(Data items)
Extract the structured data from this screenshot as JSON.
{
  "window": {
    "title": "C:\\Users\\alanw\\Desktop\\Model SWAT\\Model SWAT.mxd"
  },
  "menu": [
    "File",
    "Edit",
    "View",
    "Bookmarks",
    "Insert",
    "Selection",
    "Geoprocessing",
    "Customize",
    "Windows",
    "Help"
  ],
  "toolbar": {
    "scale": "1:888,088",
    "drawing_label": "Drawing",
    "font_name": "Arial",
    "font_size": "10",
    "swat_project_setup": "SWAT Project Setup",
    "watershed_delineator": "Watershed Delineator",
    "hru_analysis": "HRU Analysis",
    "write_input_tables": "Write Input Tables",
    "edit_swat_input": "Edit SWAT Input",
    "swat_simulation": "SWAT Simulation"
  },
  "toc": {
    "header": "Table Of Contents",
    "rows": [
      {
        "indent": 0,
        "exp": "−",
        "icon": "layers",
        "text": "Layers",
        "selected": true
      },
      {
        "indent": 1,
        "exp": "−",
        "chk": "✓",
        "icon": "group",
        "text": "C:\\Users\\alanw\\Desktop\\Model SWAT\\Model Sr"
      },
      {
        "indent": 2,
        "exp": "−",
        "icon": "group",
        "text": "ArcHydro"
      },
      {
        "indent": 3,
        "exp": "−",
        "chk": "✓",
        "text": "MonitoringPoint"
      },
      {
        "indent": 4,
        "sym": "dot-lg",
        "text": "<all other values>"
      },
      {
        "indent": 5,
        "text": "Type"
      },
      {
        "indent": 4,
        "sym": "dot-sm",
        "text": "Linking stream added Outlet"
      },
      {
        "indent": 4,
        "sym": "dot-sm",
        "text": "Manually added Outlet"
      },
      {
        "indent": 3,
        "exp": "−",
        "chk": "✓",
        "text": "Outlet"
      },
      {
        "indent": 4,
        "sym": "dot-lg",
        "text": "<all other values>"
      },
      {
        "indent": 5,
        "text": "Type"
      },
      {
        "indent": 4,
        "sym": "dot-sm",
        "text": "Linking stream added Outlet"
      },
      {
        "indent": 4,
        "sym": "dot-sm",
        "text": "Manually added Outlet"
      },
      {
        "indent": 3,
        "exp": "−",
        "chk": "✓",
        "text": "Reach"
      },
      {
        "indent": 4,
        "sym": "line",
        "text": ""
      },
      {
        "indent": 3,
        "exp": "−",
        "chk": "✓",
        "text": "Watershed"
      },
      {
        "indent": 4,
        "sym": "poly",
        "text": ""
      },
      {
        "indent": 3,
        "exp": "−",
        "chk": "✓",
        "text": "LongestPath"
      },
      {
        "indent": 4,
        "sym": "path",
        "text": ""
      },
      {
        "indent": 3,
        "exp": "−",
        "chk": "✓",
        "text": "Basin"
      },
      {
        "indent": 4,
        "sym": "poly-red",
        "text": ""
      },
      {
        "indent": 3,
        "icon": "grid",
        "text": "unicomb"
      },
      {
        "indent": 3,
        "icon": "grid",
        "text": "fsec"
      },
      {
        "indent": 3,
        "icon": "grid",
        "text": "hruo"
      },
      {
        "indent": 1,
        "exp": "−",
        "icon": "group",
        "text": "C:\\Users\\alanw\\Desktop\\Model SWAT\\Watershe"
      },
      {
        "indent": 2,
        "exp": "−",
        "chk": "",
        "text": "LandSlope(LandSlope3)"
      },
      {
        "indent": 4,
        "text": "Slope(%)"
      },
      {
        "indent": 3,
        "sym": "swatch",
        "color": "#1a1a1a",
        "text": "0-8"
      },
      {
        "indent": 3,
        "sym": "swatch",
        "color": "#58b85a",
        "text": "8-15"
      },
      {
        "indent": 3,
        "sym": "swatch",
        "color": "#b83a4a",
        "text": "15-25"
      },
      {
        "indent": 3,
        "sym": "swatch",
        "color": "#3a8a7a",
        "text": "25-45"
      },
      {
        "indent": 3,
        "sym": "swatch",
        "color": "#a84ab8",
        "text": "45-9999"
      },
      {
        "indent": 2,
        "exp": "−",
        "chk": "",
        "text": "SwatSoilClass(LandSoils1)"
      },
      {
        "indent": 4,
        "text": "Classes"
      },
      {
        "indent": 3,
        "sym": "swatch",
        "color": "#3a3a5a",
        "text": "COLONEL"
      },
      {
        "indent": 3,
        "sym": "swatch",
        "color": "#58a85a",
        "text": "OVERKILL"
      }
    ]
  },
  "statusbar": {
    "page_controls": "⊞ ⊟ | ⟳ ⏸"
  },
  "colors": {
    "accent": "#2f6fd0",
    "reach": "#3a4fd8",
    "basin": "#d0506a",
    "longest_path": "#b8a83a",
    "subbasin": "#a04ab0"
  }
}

§ **SET EXERCISE**
Copy the data above exactly. Every line must be included.

§ **EXPECTED OUTPUT**
Extract the structured data from this screenshot as JSON.
{
  "window": {
    "title": "C:\\Users\\alanw\\Desktop\\Model SWAT\\Model SWAT.mxd"
  },
  "menu": [
    "File",
    "Edit",
    "View",
    "Bookmarks",
    "Insert",
    "Selection",
    "Geoprocessing",
    "Customize",
    "Windows",
    "Help"
  ],
  "toolbar": {
    "scale": "1:888,088",
    "drawing_label": "Drawing",
    "font_name": "Arial",
    "font_size": "10",
    "swat_project_setup": "SWAT Project Setup",
    "watershed_delineator": "Watershed Delineator",
    "hru_analysis": "HRU Analysis",
    "write_input_tables": "Write Input Tables",
    "edit_swat_input": "Edit SWAT Input",
    "swat_simulation": "SWAT Simulation"
  },
  "toc": {
    "header": "Table Of Contents",
    "rows": [
      {
        "indent": 0,
        "exp": "−",
        "icon": "layers",
        "text": "Layers",
        "selected": true
      },
      {
        "indent": 1,
        "exp": "−",
        "chk": "✓",
        "icon": "group",
        "text": "C:\\Users\\alanw\\Desktop\\Model SWAT\\Model Sr"
      },
      {
        "indent": 2,
        "exp": "−",
        "icon": "group",
        "text": "ArcHydro"
      },
      {
        "indent": 3,
        "exp": "−",
        "chk": "✓",
        "text": "MonitoringPoint"
      },
      {
        "indent": 4,
        "sym": "dot-lg",
        "text": "<all other values>"
      },
      {
        "indent": 5,
        "text": "Type"
      },
      {
        "indent": 4,
        "sym": "dot-sm",
        "text": "Linking stream added Outlet"
      },
      {
        "indent": 4,
        "sym": "dot-sm",
        "text": "Manually added Outlet"
      },
      {
        "indent": 3,
        "exp": "−",
        "chk": "✓",
        "text": "Outlet"
      },
      {
        "indent": 4,
        "sym": "dot-lg",
        "text": "<all other values>"
      },
      {
        "indent": 5,
        "text": "Type"
      },
      {
        "indent": 4,
        "sym": "dot-sm",
        "text": "Linking stream added Outlet"
      },
      {
        "indent": 4,
        "sym": "dot-sm",
        "text": "Manually added Outlet"
      },
      {
        "indent": 3,
        "exp": "−",
        "chk": "✓",
        "text": "Reach"
      },
      {
        "indent": 4,
        "sym": "line",
        "text": ""
      },
      {
        "indent": 3,
        "exp": "−",
        "chk": "✓",
        "text": "Watershed"
      },
      {
        "indent": 4,
        "sym": "poly",
        "text": ""
      },
      {
        "indent": 3,
        "exp": "−",
        "chk": "✓",
        "text": "LongestPath"
      },
      {
        "indent": 4,
        "sym": "path",
        "text": ""
      },
      {
        "indent": 3,
        "exp": "−",
        "chk": "✓",
        "text": "Basin"
      },
      {
        "indent": 4,
        "sym": "poly-red",
        "text": ""
      },
      {
        "indent": 3,
        "icon": "grid",
        "text": "unicomb"
      },
      {
        "indent": 3,
        "icon": "grid",
        "text": "fsec"
      },
      {
        "indent": 3,
        "icon": "grid",
        "text": "hruo"
      },
      {
        "indent": 1,
        "exp": "−",
        "icon": "group",
        "text": "C:\\Users\\alanw\\Desktop\\Model SWAT\\Watershe"
      },
      {
        "indent": 2,
        "exp": "−",
        "chk": "",
        "text": "LandSlope(LandSlope3)"
      },
      {
        "indent": 4,
        "text": "Slope(%)"
      },
      {
        "indent": 3,
        "sym": "swatch",
        "color": "#1a1a1a",
        "text": "0-8"
      },
      {
        "indent": 3,
        "sym": "swatch",
        "color": "#58b85a",
        "text": "8-15"
      },
      {
        "indent": 3,
        "sym": "swatch",
        "color": "#b83a4a",
        "text": "15-25"
      },
      {
        "indent": 3,
        "sym": "swatch",
        "color": "#3a8a7a",
        "text": "25-45"
      },
      {
        "indent": 3,
        "sym": "swatch",
        "color": "#a84ab8",
        "text": "45-9999"
      },
      {
        "indent": 2,
        "exp": "−",
        "chk": "",
        "text": "SwatSoilClass(LandSoils1)"
      },
      {
        "indent": 4,
        "text": "Classes"
      },
      {
        "indent": 3,
        "sym": "swatch",
        "color": "#3a3a5a",
        "text": "COLONEL"
      },
      {
        "indent": 3,
        "sym": "swatch",
        "color": "#58a85a",
        "text": "OVERKILL"
      }
    ]
  },
  "statusbar": {
    "page_controls": "⊞ ⊟ | ⟳ ⏸"
  },
  "colors": {
    "accent": "#2f6fd0",
    "reach": "#3a4fd8",
    "basin": "#d0506a",
    "longest_path": "#b8a83a",
    "subbasin": "#a04ab0"
  }
}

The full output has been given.